* begin *

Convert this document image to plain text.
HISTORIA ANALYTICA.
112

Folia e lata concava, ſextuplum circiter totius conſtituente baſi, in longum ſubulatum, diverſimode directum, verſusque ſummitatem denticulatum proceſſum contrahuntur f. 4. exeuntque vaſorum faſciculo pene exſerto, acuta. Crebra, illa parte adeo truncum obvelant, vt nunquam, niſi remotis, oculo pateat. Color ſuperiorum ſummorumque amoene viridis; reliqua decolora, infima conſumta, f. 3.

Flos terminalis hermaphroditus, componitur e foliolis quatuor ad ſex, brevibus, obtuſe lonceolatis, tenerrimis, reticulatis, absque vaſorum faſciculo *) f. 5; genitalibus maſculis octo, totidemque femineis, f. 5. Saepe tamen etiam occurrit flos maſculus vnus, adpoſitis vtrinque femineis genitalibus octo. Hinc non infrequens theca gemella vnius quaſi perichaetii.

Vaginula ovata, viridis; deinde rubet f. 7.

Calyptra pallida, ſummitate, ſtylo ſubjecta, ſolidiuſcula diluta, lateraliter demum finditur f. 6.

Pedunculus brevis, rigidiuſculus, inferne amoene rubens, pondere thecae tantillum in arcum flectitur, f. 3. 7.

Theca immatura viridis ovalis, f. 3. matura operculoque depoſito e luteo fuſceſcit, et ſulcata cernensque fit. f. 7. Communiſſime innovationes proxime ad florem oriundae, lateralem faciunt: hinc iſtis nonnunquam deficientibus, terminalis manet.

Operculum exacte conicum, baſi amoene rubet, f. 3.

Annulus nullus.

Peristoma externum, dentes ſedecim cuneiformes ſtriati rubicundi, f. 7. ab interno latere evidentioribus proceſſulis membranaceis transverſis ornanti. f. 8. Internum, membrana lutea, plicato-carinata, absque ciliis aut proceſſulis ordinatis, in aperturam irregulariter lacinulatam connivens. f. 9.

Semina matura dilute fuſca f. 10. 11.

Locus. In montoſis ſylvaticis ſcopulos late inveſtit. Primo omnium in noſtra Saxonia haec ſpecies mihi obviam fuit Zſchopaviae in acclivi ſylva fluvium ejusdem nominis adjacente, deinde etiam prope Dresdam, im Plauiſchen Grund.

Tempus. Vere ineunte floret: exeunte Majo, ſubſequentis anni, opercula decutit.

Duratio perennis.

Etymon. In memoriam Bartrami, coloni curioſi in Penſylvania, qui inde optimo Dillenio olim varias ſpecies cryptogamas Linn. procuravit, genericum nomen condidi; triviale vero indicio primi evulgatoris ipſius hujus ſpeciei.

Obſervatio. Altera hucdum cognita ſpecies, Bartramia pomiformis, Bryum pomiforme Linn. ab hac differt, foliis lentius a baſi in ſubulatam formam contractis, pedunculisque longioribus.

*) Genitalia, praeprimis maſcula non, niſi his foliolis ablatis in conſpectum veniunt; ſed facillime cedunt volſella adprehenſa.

* end *
* begin *

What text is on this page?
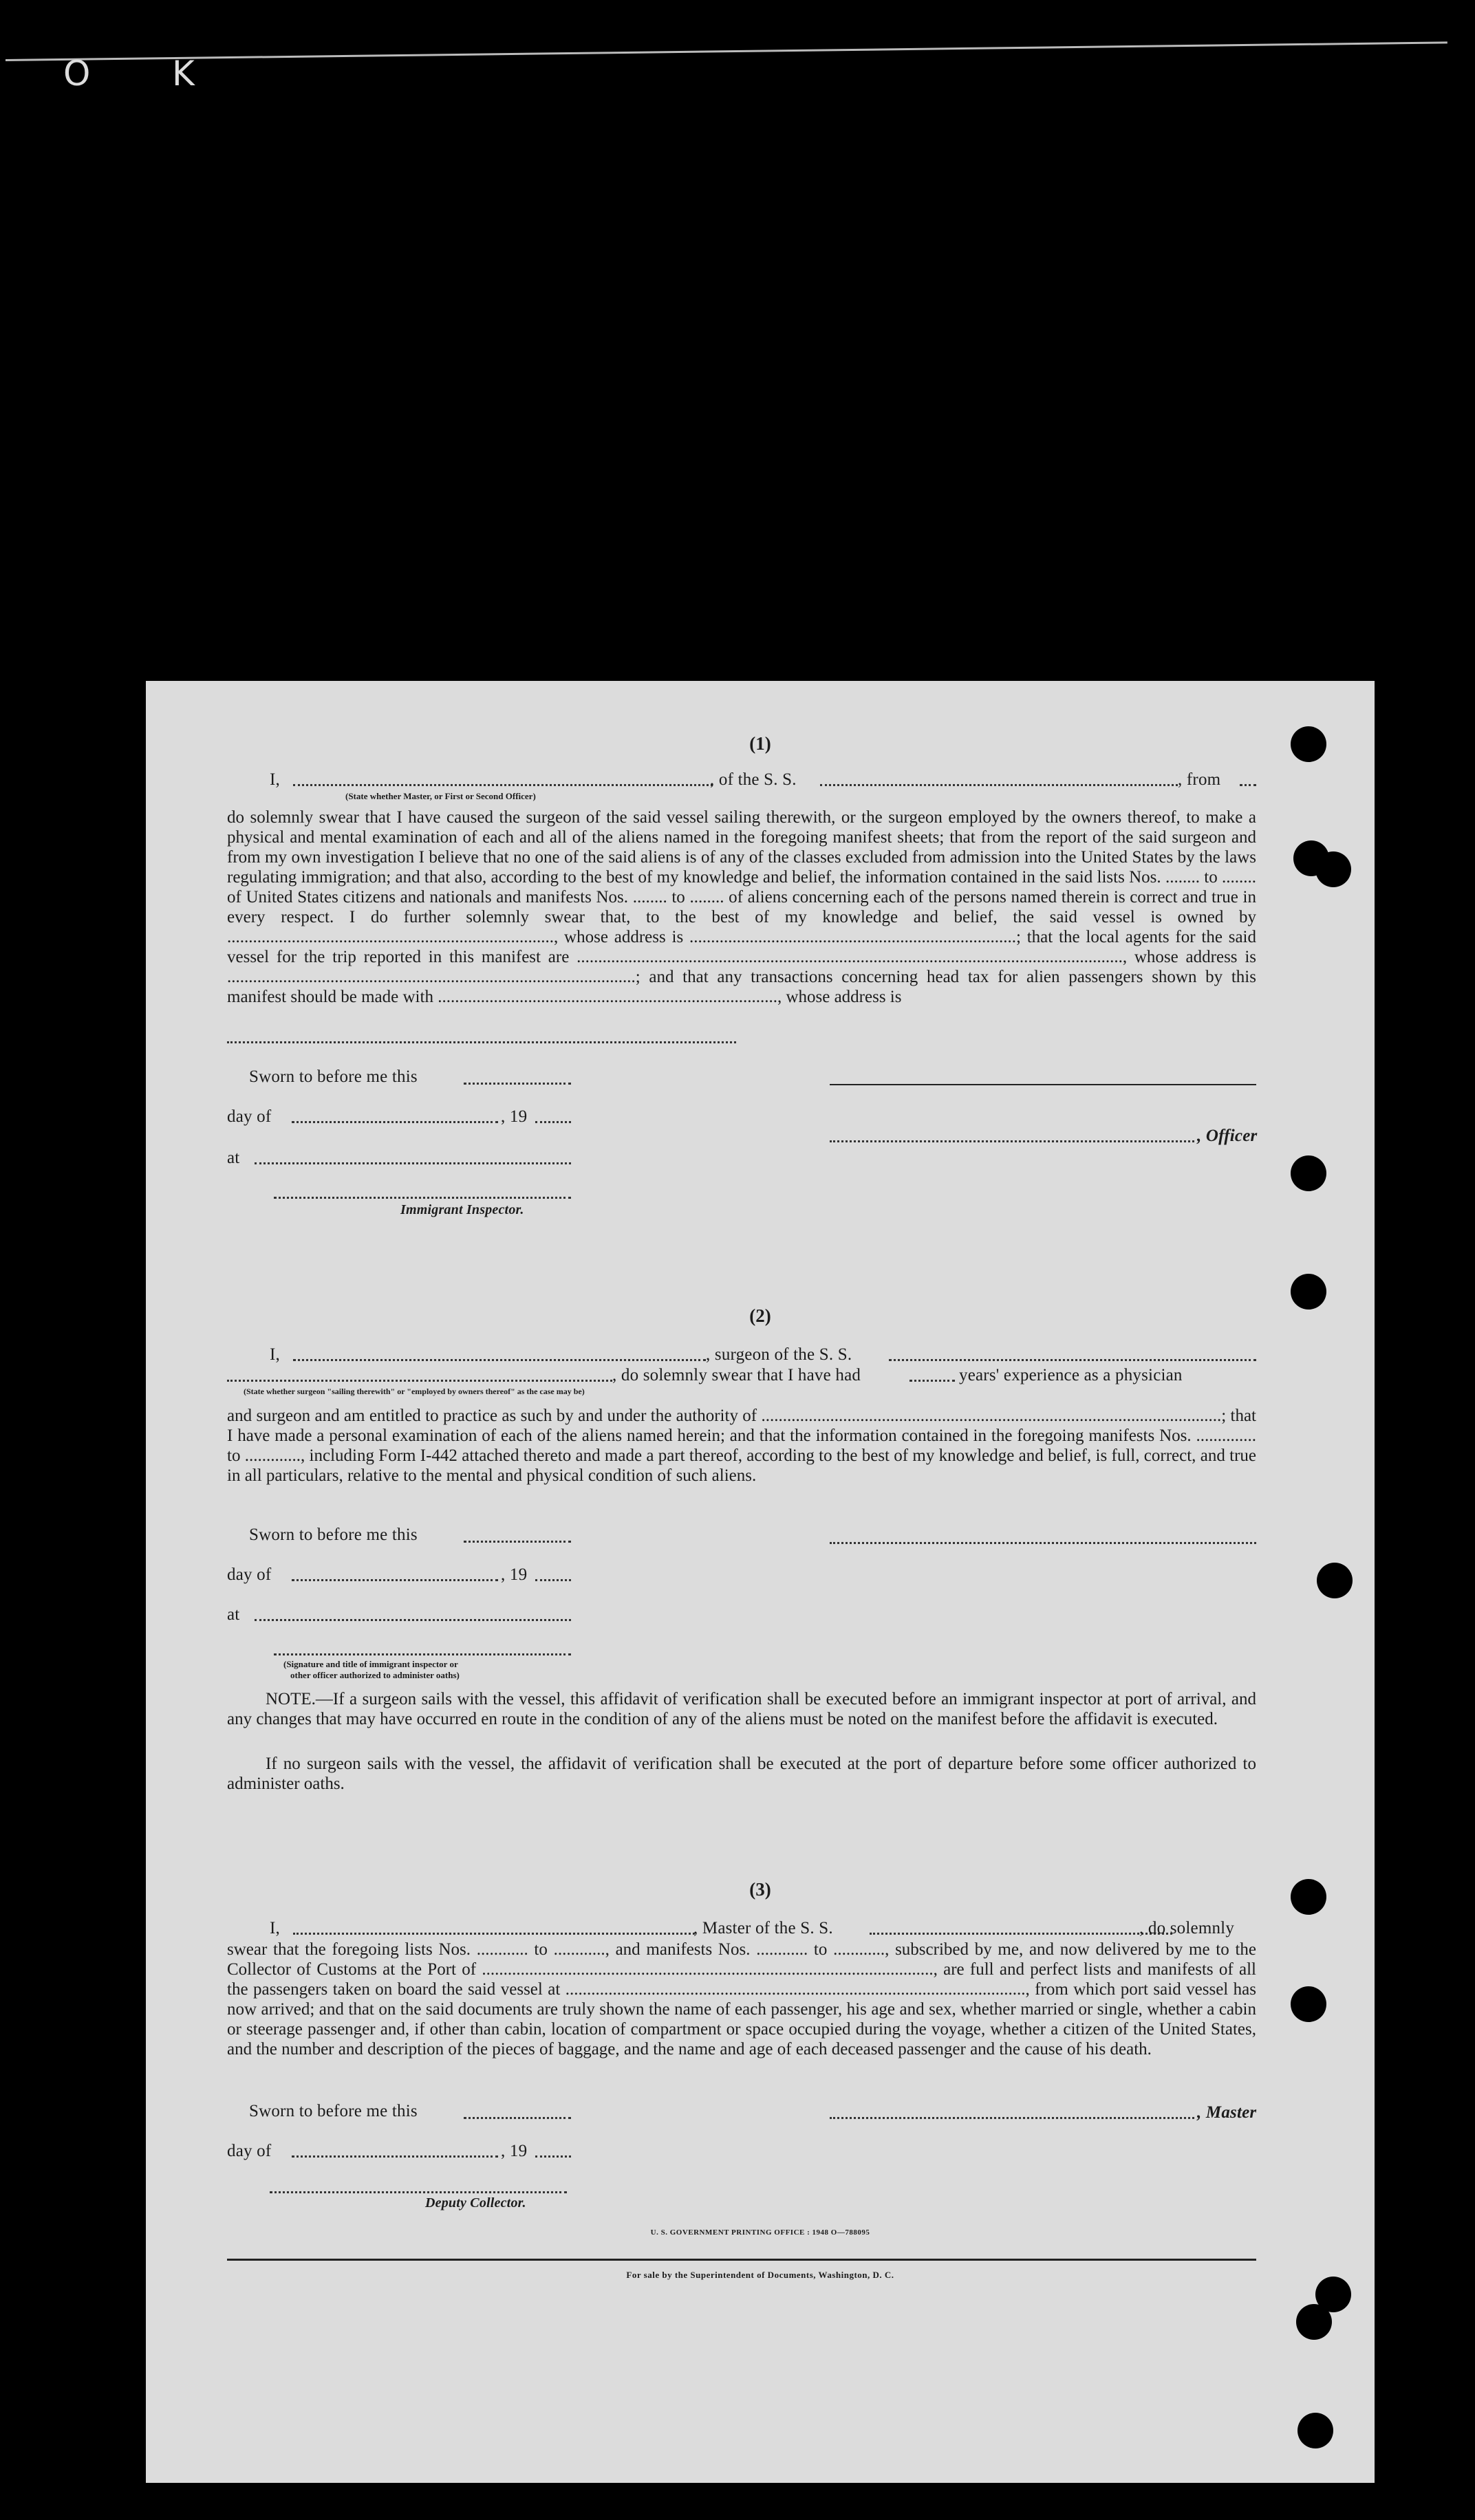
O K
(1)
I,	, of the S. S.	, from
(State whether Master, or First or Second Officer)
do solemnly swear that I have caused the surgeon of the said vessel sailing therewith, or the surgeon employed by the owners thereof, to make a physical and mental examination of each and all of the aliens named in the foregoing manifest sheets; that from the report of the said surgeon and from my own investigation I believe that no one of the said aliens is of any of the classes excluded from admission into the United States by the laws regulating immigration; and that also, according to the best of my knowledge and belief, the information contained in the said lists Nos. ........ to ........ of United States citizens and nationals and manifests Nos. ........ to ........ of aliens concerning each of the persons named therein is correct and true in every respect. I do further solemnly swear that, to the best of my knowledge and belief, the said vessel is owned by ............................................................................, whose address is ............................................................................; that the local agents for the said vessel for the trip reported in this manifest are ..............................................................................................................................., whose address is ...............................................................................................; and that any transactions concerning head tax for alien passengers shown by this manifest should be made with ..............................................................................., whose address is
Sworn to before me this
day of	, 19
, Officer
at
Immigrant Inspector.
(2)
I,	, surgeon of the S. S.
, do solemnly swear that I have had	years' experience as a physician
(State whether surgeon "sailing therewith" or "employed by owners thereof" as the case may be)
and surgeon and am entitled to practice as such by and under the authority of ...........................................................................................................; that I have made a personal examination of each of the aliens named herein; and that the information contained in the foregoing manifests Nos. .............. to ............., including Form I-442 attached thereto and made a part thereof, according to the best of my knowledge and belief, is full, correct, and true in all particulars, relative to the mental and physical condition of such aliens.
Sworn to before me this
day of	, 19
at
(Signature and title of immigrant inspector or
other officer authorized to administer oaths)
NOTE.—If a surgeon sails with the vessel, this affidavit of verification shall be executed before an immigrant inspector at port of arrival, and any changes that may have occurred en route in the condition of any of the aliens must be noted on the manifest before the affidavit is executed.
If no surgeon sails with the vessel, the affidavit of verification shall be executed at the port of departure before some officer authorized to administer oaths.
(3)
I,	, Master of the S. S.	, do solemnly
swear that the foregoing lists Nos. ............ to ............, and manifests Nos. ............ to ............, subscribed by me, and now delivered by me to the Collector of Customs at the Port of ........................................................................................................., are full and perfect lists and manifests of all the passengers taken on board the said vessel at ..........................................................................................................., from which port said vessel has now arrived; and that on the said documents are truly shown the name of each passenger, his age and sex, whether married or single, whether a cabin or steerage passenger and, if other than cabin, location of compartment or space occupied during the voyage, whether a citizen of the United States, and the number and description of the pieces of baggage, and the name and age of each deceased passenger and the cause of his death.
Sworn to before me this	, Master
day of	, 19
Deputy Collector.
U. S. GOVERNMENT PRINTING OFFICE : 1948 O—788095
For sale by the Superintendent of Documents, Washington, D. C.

* end *

▶ [PROBLEM TO WORK ON] Spot every line that holds "verification" and copy it.

▶ [THE RESPONSE]
NOTE.—If a surgeon sails with the vessel, this affidavit of verification shall be executed before an immigrant inspector at port of arrival, and any changes that may have occurred en route in the condition of any of the aliens must be noted on the manifest before the affidavit is executed.
If no surgeon sails with the vessel, the affidavit of verification shall be executed at the port of departure before some officer authorized to administer oaths.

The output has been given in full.